| PROBLEM DESCRIPTION |
Extract all lines in the data that contain the word "lifespan".

| SOURCE RECORDS |
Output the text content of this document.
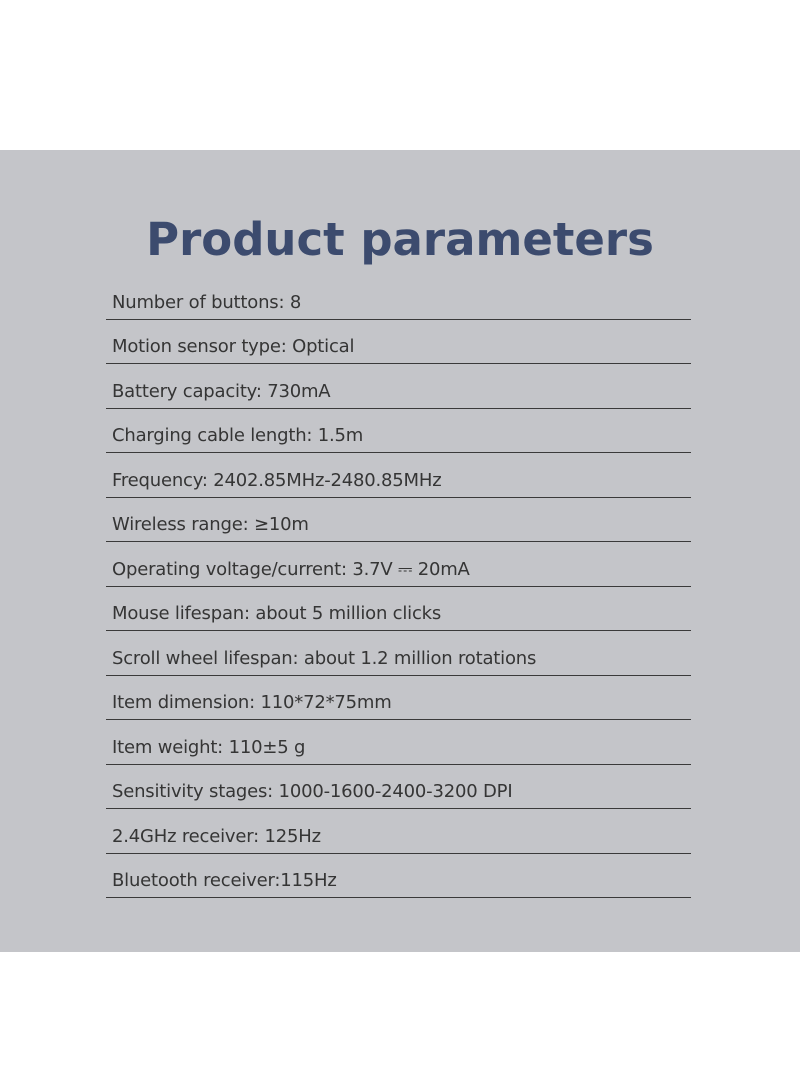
Product parameters
Number of buttons: 8
Motion sensor type: Optical
Battery capacity: 730mA
Charging cable length: 1.5m
Frequency: 2402.85MHz-2480.85MHz
Wireless range: ≥10m
Operating voltage/current: 3.7V ⎓ 20mA
Mouse lifespan: about 5 million clicks
Scroll wheel lifespan: about 1.2 million rotations
Item dimension: 110*72*75mm
Item weight: 110±5 g
Sensitivity stages: 1000-1600-2400-3200 DPI
2.4GHz receiver: 125Hz
Bluetooth receiver:115Hz
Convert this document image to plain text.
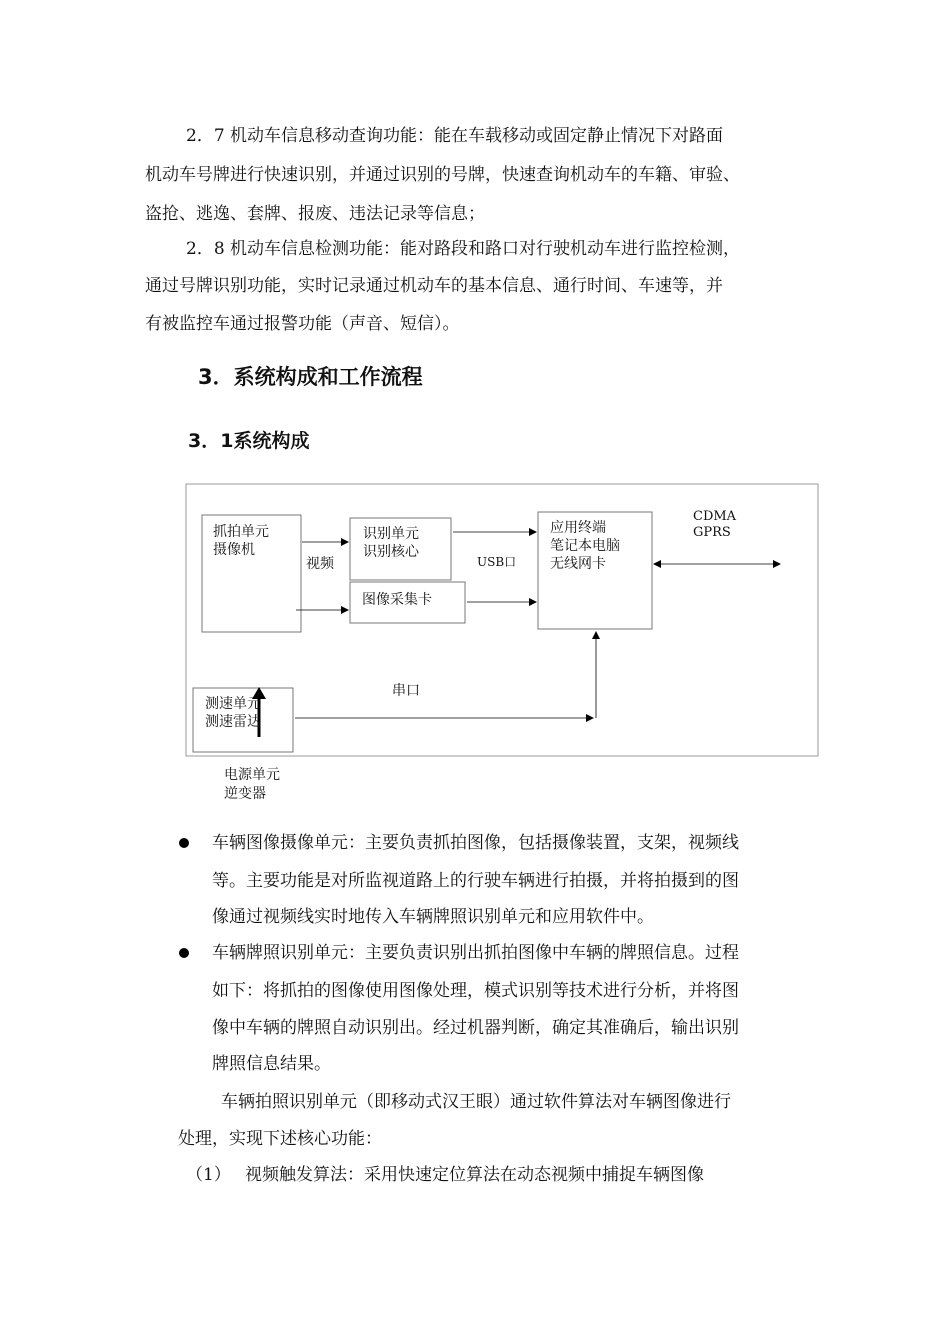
2．7 机动车信息移动查询功能：能在车载移动或固定静止情况下对路面
机动车号牌进行快速识别，并通过识别的号牌，快速查询机动车的车籍、审验、
盗抢、逃逸、套牌、报废、违法记录等信息；
2．8 机动车信息检测功能：能对路段和路口对行驶机动车进行监控检测，
通过号牌识别功能，实时记录通过机动车的基本信息、通行时间、车速等，并
有被监控车通过报警功能（声音、短信）。
3．系统构成和工作流程
3．1系统构成
抓拍单元
摄像机
视频
识别单元
识别核心
图像采集卡
USB口
应用终端
笔记本电脑
无线网卡
CDMA
GPRS
串口
测速单元
测速雷达
电源单元
逆变器
车辆图像摄像单元：主要负责抓拍图像，包括摄像装置，支架，视频线
等。主要功能是对所监视道路上的行驶车辆进行拍摄，并将拍摄到的图
像通过视频线实时地传入车辆牌照识别单元和应用软件中。
车辆牌照识别单元：主要负责识别出抓拍图像中车辆的牌照信息。过程
如下：将抓拍的图像使用图像处理，模式识别等技术进行分析，并将图
像中车辆的牌照自动识别出。经过机器判断，确定其准确后，输出识别
牌照信息结果。
车辆拍照识别单元（即移动式汉王眼）通过软件算法对车辆图像进行
处理，实现下述核心功能：
（1） 视频触发算法：采用快速定位算法在动态视频中捕捉车辆图像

| RESPONSE TO THIS TASK |
Mouse lifespan: about 5 million clicks
Scroll wheel lifespan: about 1.2 million rotations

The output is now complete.